### Excerpted records
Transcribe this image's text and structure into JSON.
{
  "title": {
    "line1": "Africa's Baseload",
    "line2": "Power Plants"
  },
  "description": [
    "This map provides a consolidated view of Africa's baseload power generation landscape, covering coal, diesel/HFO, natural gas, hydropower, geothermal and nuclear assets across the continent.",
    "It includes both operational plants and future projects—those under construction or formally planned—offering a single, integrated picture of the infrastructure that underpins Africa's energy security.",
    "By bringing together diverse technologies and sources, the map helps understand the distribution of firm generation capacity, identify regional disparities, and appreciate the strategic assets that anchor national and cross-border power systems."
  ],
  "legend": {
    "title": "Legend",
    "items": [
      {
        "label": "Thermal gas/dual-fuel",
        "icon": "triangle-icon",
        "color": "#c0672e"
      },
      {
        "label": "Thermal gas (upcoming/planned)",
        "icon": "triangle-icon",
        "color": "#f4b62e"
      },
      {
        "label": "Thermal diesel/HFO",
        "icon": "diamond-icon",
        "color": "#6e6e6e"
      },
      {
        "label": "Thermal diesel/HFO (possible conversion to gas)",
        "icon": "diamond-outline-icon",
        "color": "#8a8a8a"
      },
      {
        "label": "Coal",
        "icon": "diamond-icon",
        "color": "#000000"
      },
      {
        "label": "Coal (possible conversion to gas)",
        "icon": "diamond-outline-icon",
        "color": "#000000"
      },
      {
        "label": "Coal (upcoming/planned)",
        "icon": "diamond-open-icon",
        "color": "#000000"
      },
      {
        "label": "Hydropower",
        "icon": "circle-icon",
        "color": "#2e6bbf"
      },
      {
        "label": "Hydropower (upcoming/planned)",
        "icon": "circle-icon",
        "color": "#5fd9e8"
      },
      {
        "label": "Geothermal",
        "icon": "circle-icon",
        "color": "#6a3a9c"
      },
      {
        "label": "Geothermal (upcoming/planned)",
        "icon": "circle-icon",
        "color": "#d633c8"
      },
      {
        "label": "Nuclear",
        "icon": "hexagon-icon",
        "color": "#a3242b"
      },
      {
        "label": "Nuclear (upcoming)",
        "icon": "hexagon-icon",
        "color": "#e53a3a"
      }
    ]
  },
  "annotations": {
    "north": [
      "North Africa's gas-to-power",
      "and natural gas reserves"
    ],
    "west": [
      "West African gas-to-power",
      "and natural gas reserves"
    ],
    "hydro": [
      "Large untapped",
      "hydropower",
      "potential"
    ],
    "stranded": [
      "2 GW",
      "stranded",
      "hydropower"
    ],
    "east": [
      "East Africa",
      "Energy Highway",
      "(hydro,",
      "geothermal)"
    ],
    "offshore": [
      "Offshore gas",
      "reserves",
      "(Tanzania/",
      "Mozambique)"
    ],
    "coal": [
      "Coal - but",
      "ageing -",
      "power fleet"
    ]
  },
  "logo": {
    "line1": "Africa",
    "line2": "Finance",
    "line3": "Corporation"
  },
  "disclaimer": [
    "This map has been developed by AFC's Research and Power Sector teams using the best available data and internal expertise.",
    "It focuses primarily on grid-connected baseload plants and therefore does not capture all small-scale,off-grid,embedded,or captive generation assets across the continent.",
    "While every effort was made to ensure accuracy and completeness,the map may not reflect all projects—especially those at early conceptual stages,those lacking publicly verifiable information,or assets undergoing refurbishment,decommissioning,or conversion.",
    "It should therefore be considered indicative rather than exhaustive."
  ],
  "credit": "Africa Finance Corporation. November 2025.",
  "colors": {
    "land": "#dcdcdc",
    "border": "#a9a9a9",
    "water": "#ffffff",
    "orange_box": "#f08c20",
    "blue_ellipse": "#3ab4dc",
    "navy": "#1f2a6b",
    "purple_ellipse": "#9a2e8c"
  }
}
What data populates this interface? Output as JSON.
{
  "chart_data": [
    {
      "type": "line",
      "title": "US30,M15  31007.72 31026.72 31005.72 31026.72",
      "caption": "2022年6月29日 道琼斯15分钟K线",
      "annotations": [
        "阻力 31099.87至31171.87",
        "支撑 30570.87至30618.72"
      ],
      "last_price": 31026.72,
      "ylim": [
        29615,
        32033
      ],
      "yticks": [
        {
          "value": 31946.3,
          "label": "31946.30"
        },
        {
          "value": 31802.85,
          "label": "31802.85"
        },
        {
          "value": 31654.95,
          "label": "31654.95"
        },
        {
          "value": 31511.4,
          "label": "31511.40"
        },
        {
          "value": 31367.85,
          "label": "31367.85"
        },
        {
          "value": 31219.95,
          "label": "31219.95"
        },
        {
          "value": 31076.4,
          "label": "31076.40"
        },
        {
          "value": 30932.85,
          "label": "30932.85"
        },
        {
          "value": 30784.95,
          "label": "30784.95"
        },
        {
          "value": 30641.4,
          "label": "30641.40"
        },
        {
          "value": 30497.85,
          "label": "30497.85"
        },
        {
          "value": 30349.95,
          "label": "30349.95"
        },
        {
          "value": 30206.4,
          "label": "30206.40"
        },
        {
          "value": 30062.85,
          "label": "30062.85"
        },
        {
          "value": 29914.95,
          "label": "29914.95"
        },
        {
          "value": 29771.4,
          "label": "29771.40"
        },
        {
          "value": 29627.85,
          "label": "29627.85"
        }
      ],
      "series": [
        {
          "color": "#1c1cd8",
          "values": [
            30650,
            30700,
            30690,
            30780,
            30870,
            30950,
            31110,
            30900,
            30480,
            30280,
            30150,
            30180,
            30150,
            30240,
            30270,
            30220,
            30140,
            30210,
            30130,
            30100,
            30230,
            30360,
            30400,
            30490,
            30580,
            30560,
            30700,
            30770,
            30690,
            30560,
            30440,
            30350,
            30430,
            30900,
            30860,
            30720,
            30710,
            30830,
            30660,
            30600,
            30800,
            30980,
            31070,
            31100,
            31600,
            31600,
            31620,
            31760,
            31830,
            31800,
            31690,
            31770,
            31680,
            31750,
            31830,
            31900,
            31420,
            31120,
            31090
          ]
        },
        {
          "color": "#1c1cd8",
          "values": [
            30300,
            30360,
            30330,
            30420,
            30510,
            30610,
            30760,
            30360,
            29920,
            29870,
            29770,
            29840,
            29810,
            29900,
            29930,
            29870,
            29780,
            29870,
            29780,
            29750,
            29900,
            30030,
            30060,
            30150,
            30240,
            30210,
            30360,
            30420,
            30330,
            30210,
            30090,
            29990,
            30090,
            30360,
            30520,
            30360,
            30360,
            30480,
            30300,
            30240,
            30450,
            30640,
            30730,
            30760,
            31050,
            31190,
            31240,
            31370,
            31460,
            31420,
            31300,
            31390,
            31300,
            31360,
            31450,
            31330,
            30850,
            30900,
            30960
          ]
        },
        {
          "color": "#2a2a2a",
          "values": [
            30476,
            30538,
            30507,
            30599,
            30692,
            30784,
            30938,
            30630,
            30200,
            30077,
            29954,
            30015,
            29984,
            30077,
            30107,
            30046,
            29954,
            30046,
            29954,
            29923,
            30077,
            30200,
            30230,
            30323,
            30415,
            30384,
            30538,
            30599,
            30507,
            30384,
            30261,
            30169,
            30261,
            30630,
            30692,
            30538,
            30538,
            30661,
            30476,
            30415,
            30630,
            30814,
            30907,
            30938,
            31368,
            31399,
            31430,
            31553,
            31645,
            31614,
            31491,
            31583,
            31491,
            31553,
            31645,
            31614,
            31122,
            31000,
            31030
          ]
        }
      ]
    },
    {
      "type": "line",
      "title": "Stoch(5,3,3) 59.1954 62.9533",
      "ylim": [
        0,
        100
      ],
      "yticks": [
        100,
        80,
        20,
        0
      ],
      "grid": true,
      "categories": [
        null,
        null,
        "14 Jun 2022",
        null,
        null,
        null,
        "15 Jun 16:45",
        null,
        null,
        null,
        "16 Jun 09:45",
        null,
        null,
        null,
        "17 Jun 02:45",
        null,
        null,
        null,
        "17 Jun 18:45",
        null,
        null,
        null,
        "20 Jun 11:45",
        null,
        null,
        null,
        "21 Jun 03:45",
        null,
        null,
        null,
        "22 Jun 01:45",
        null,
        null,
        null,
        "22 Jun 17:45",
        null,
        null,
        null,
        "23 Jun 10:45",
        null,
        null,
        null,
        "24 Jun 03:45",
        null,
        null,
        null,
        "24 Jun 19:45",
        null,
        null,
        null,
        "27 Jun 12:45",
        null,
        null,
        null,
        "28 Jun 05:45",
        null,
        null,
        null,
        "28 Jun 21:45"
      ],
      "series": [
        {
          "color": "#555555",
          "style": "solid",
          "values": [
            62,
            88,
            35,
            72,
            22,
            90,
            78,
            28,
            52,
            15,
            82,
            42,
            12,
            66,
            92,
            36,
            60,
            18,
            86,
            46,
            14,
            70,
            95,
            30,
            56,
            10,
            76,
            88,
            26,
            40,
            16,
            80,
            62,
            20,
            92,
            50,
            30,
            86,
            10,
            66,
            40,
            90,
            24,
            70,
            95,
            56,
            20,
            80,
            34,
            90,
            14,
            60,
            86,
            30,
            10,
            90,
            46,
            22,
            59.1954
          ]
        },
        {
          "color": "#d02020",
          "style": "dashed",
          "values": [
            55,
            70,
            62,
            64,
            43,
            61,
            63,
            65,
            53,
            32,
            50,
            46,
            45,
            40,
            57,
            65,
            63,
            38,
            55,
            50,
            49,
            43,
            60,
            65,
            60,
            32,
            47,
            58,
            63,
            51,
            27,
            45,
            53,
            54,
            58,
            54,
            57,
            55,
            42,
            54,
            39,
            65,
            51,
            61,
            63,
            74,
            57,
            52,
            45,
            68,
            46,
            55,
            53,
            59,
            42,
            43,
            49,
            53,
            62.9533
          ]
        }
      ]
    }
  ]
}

### Written task
Choose all lines containing the string "grid" and copy them out.

### Solved problem
    "It focuses primarily on grid-connected baseload plants and therefore does not capture all small-scale,off-grid,embedded,or captive generation assets across the continent.",
      "grid": true,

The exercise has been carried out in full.